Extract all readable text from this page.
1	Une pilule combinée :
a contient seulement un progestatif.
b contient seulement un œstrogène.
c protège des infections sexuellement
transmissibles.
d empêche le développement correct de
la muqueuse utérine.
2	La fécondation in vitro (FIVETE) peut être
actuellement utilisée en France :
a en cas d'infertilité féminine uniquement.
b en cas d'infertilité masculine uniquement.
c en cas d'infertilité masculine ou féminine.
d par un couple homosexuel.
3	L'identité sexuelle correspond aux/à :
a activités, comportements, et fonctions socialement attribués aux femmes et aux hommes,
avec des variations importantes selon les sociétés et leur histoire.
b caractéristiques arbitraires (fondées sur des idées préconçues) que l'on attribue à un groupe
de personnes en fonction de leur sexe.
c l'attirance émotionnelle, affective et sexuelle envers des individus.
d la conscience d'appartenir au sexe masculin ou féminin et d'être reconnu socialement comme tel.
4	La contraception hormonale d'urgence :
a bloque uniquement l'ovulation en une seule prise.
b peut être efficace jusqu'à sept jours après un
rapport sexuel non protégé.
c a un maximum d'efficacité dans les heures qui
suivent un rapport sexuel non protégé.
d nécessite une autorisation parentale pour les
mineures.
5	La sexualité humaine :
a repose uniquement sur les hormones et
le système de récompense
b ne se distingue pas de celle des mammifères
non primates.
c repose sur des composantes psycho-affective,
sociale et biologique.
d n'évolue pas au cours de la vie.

□ □ □ □ □

▶ **The task**:
Print all of the entries exactly as they appear.

▶ **Exercise output**:
Extract all readable text from this page.
1	Une pilule combinée :
a contient seulement un progestatif.
b contient seulement un œstrogène.
c protège des infections sexuellement
transmissibles.
d empêche le développement correct de
la muqueuse utérine.
2	La fécondation in vitro (FIVETE) peut être
actuellement utilisée en France :
a en cas d'infertilité féminine uniquement.
b en cas d'infertilité masculine uniquement.
c en cas d'infertilité masculine ou féminine.
d par un couple homosexuel.
3	L'identité sexuelle correspond aux/à :
a activités, comportements, et fonctions socialement attribués aux femmes et aux hommes,
avec des variations importantes selon les sociétés et leur histoire.
b caractéristiques arbitraires (fondées sur des idées préconçues) que l'on attribue à un groupe
de personnes en fonction de leur sexe.
c l'attirance émotionnelle, affective et sexuelle envers des individus.
d la conscience d'appartenir au sexe masculin ou féminin et d'être reconnu socialement comme tel.
4	La contraception hormonale d'urgence :
a bloque uniquement l'ovulation en une seule prise.
b peut être efficace jusqu'à sept jours après un
rapport sexuel non protégé.
c a un maximum d'efficacité dans les heures qui
suivent un rapport sexuel non protégé.
d nécessite une autorisation parentale pour les
mineures.
5	La sexualité humaine :
a repose uniquement sur les hormones et
le système de récompense
b ne se distingue pas de celle des mammifères
non primates.
c repose sur des composantes psycho-affective,
sociale et biologique.
d n'évolue pas au cours de la vie.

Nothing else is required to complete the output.